• [Goal] Copy every line of the data in which the word "преди" occurs.

[Start Entries supplied]

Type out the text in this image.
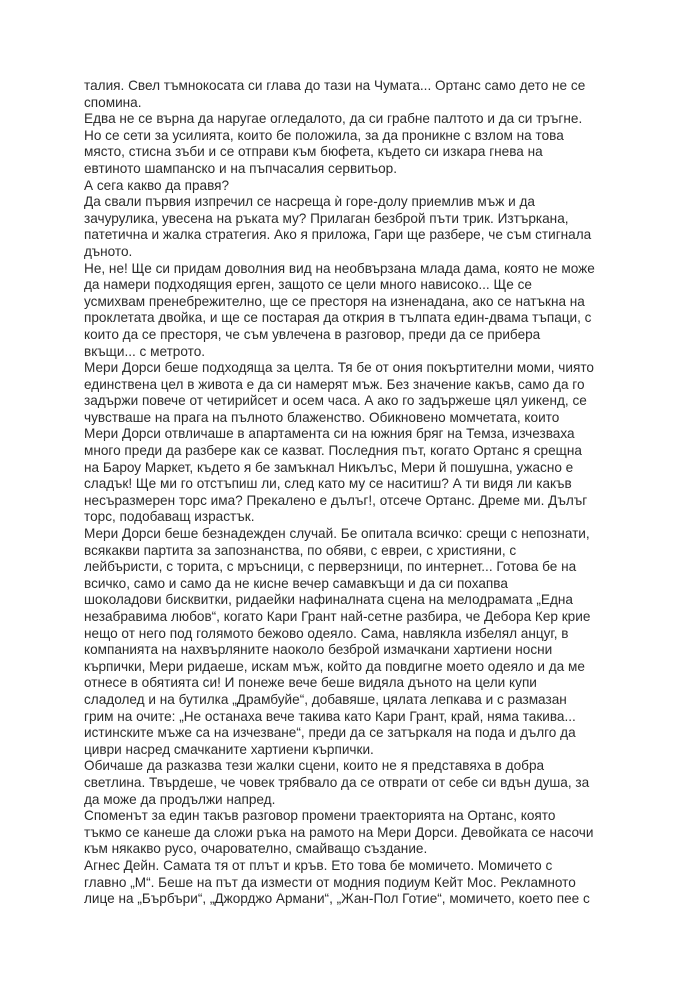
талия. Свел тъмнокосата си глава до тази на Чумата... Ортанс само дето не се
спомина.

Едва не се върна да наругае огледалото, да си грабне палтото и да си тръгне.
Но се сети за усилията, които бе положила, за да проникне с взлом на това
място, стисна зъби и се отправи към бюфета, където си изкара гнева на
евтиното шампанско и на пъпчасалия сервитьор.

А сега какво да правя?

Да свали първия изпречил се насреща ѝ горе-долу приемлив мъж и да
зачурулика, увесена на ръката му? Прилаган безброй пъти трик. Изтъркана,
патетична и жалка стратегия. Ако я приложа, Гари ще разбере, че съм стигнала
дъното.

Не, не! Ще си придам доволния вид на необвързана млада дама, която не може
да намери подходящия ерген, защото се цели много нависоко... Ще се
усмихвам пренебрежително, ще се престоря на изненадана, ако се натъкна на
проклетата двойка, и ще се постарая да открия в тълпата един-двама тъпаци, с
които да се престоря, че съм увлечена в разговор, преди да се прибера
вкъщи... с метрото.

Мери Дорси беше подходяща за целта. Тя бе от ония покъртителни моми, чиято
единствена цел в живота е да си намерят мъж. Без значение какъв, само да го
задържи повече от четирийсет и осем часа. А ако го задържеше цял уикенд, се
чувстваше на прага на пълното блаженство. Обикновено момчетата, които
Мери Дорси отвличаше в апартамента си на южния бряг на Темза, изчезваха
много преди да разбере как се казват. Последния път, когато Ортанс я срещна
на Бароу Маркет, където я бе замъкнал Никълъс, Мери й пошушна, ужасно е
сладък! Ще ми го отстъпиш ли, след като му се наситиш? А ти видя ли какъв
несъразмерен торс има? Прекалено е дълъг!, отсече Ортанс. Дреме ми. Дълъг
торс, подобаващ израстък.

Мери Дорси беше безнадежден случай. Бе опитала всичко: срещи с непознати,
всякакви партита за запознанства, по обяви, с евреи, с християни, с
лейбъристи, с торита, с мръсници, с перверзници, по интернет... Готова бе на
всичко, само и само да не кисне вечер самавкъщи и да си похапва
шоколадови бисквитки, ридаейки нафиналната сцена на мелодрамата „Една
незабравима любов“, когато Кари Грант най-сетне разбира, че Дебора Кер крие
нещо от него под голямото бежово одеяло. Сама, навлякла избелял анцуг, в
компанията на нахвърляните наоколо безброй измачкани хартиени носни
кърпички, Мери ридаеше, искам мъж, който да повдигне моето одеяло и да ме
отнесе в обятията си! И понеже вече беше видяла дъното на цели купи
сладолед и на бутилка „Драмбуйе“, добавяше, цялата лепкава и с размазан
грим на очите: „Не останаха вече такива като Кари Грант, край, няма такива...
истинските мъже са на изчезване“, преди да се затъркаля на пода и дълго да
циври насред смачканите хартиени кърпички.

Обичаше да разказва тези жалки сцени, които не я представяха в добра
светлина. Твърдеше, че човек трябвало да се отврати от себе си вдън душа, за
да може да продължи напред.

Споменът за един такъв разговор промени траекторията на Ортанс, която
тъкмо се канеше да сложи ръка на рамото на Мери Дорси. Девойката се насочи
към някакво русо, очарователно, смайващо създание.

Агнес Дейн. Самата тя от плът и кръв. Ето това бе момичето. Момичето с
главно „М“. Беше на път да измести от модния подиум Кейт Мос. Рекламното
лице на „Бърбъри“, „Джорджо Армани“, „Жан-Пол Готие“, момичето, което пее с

[End Entries supplied]

• [Answer in full]
които да се престоря, че съм увлечена в разговор, преди да се прибера
много преди да разбере как се казват. Последния път, когато Ортанс я срещна
истинските мъже са на изчезване“, преди да се затъркаля на пода и дълго да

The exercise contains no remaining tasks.